> Exercise task:
Count every line below that contains "from", then state the total with no other output.

[Recorded data]
════
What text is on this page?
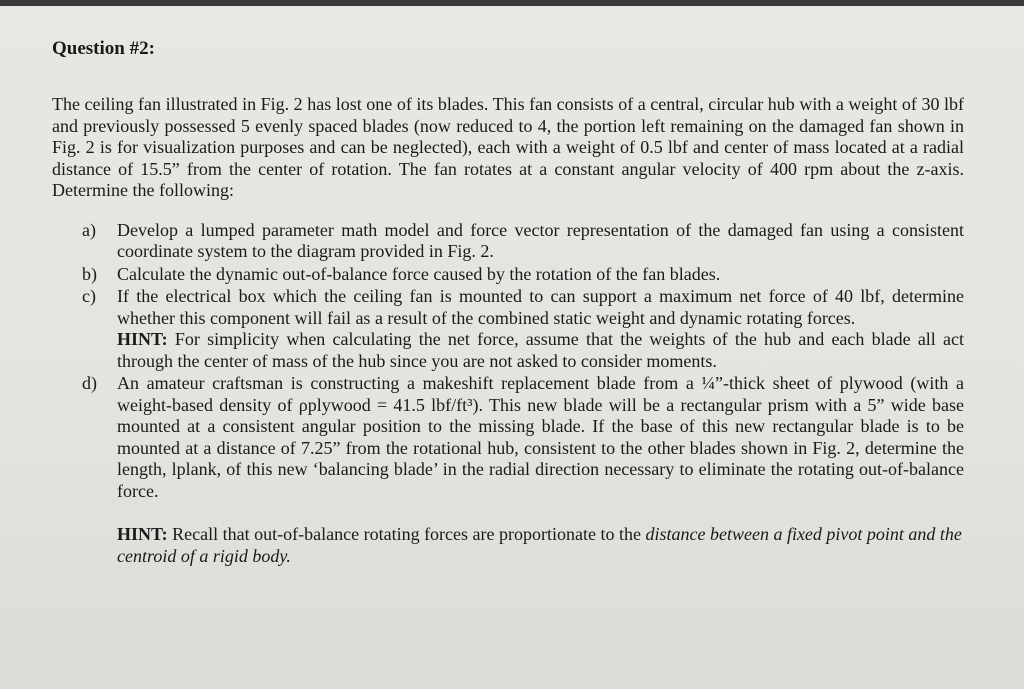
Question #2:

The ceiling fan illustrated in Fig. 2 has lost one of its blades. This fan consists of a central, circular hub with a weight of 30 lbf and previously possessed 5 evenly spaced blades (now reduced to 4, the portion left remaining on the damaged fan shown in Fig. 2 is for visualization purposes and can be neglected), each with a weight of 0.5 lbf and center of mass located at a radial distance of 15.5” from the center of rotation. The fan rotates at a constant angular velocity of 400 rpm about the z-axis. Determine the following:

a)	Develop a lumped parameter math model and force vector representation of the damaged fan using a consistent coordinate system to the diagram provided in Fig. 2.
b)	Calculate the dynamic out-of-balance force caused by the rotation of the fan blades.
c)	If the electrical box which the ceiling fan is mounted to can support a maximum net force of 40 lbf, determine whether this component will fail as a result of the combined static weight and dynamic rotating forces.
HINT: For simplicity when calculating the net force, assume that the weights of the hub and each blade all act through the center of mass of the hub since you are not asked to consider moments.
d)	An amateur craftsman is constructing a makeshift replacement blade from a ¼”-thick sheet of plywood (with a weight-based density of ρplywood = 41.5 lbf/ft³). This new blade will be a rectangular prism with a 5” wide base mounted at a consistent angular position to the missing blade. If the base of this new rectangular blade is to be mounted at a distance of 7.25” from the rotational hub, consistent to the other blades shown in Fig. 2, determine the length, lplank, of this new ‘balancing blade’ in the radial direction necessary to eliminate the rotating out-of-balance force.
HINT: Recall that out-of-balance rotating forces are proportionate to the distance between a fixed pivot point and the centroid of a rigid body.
════
> Answer to this exercise:
2